Stored records
"""
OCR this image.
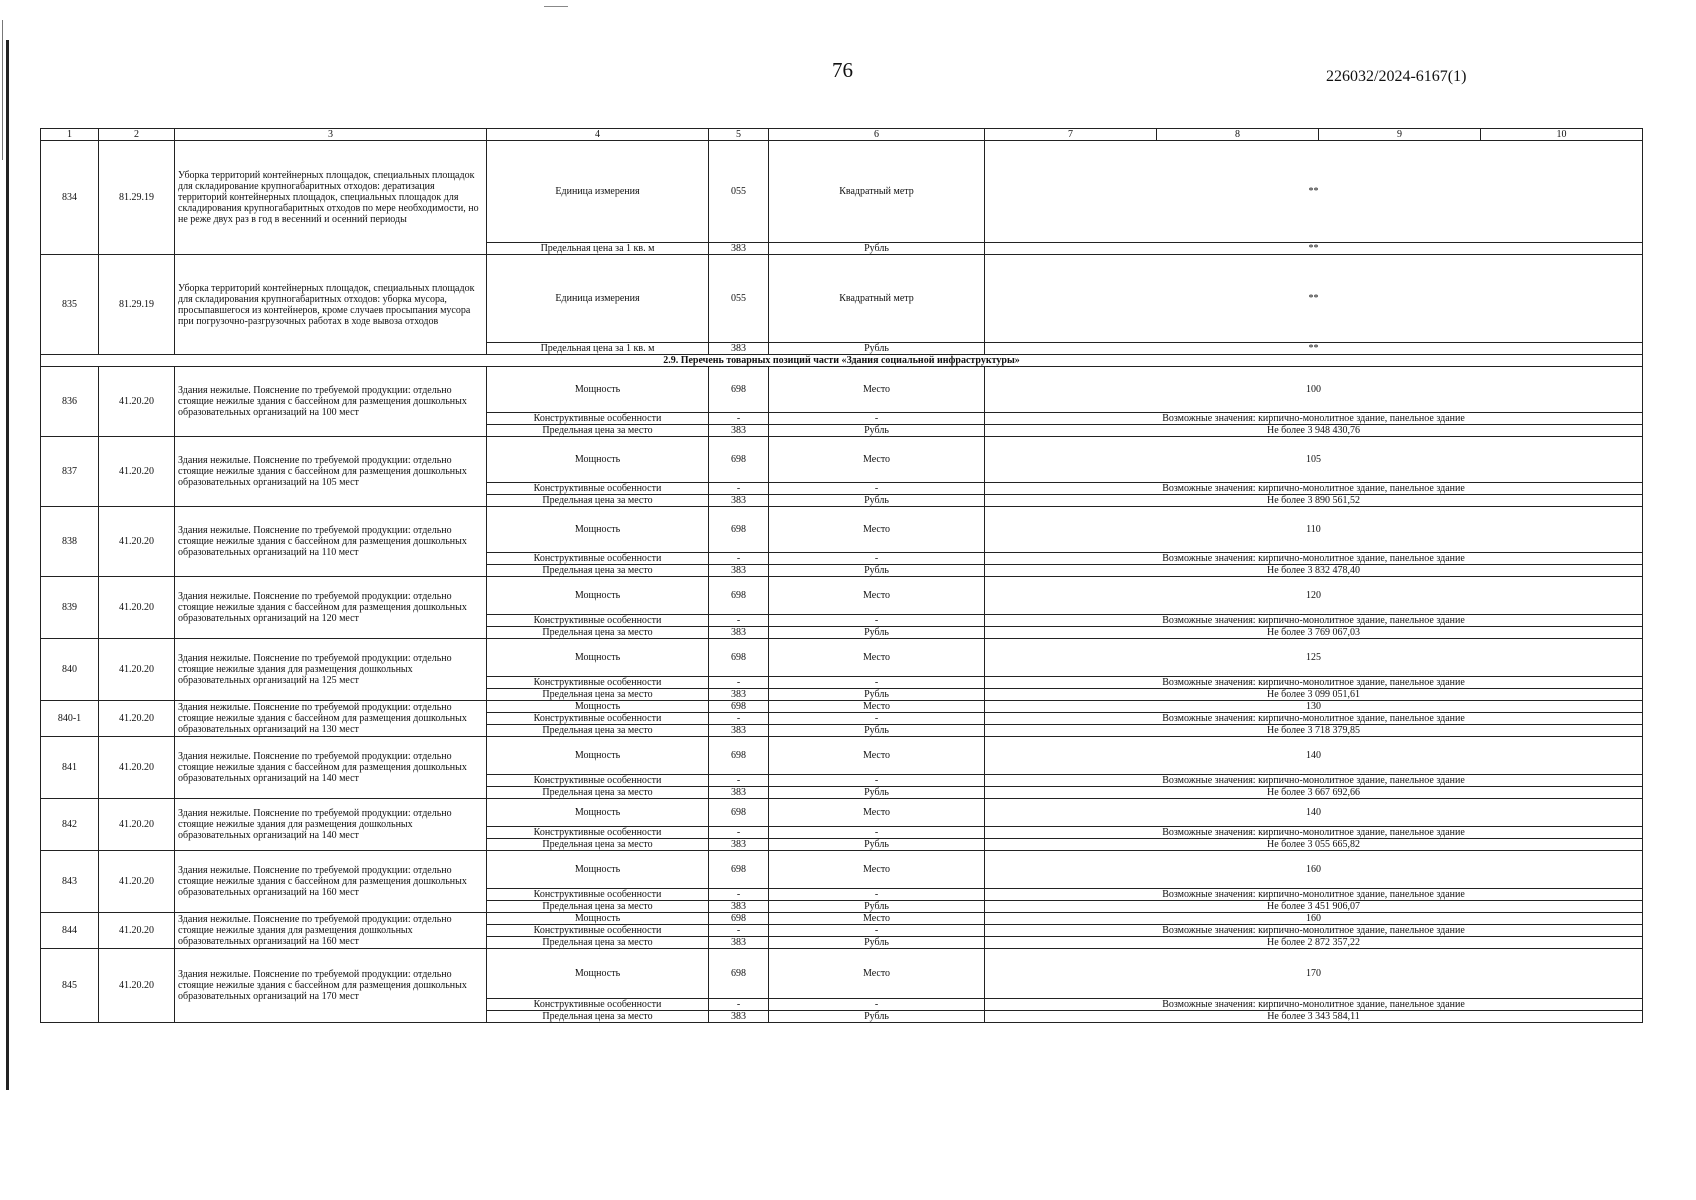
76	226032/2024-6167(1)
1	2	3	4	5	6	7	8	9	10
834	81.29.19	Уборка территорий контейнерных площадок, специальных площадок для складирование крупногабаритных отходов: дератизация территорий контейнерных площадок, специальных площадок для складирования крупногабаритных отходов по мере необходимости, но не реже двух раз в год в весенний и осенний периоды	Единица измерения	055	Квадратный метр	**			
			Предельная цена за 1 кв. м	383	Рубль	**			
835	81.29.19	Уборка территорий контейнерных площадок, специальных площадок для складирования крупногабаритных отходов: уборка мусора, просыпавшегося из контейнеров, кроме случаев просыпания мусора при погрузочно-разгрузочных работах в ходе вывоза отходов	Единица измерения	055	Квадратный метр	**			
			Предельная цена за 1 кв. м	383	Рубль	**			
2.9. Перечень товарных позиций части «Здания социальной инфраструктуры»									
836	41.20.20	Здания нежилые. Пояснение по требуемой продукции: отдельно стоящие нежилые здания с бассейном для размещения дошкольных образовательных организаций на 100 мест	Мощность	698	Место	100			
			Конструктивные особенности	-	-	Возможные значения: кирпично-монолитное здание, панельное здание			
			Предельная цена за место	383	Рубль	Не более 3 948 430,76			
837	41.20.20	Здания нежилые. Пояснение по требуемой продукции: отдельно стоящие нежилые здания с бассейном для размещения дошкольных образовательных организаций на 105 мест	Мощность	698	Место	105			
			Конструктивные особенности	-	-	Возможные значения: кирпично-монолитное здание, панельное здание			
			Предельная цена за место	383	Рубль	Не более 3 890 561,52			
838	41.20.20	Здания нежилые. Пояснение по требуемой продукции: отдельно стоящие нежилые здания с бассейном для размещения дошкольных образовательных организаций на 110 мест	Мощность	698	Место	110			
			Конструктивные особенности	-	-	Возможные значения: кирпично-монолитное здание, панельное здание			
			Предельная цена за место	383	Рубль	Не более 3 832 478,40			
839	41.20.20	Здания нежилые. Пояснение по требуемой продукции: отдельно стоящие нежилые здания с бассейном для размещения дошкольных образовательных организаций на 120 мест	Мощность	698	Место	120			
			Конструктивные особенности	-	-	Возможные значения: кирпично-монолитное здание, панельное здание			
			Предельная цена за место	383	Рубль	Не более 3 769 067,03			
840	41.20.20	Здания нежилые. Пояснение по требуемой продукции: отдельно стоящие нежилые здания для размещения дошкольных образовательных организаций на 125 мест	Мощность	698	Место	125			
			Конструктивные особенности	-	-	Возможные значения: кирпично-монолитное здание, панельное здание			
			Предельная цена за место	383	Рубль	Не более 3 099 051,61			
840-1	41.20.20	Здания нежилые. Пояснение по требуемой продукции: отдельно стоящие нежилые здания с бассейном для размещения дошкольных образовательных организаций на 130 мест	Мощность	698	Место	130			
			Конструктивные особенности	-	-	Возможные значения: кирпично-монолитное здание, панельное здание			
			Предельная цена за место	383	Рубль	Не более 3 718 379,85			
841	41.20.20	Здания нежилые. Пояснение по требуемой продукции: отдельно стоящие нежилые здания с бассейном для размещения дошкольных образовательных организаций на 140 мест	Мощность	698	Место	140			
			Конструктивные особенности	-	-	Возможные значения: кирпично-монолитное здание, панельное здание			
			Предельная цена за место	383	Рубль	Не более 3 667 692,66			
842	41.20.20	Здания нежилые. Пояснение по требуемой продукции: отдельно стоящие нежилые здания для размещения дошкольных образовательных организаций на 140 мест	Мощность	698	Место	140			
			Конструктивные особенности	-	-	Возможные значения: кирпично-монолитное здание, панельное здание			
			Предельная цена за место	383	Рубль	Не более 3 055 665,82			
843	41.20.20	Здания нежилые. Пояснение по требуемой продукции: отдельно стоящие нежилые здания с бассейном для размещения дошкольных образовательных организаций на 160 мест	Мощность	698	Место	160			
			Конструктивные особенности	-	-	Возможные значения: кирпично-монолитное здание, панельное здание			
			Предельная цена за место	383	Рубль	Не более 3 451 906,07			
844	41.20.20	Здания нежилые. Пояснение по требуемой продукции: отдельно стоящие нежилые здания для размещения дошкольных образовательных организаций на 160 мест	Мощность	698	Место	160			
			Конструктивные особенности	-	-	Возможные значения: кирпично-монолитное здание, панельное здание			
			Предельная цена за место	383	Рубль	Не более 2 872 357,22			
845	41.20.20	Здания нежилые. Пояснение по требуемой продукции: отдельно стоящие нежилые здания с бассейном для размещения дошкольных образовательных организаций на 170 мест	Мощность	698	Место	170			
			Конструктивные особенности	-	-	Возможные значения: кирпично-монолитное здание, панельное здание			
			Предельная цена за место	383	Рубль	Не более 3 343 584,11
"""
"""
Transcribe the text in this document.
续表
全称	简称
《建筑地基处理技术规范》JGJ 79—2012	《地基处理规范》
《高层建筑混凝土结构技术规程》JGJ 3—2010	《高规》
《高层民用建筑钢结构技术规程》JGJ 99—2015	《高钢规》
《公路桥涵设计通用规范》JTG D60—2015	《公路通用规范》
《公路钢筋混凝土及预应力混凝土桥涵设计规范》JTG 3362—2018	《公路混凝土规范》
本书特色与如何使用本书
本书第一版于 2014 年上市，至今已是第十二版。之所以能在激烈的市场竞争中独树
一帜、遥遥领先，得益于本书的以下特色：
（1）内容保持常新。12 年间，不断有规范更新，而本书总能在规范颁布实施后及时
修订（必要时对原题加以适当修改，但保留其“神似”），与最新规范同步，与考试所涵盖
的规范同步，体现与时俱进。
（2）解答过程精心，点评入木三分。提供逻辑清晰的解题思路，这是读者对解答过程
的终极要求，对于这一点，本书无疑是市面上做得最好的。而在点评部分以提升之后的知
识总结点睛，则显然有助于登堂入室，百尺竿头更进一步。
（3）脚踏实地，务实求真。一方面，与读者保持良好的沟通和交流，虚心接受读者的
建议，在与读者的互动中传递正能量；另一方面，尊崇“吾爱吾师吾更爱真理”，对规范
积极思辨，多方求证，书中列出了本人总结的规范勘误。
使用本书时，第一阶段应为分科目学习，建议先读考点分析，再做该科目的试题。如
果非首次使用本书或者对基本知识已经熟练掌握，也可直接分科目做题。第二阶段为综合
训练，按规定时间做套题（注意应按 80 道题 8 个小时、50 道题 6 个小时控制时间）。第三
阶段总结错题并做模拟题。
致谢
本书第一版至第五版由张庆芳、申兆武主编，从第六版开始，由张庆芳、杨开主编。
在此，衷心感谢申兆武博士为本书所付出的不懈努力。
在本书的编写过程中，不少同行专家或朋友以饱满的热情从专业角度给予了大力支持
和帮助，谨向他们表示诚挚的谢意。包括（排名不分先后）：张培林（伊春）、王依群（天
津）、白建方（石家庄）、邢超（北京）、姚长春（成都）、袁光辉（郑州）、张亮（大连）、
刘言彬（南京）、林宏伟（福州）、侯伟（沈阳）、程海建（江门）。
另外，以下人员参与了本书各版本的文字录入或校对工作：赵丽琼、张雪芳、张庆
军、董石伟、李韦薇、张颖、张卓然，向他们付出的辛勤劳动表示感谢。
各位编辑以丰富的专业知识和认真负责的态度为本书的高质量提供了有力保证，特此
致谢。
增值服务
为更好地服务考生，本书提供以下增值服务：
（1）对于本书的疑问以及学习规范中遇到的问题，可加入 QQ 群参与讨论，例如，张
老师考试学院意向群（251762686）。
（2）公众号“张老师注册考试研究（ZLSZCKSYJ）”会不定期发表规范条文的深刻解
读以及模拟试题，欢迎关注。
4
"""
*BRIEF*
Scan the records above for the string "метр", then report every line that contains it.

*TASK ANSWER*
834	81.29.19	Уборка территорий контейнерных площадок, специальных площадок для складирование крупногабаритных отходов: дератизация территорий контейнерных площадок, специальных площадок для складирования крупногабаритных отходов по мере необходимости, но не реже двух раз в год в весенний и осенний периоды	Единица измерения	055	Квадратный метр	**			
835	81.29.19	Уборка территорий контейнерных площадок, специальных площадок для складирования крупногабаритных отходов: уборка мусора, просыпавшегося из контейнеров, кроме случаев просыпания мусора при погрузочно-разгрузочных работах в ходе вывоза отходов	Единица измерения	055	Квадратный метр	**			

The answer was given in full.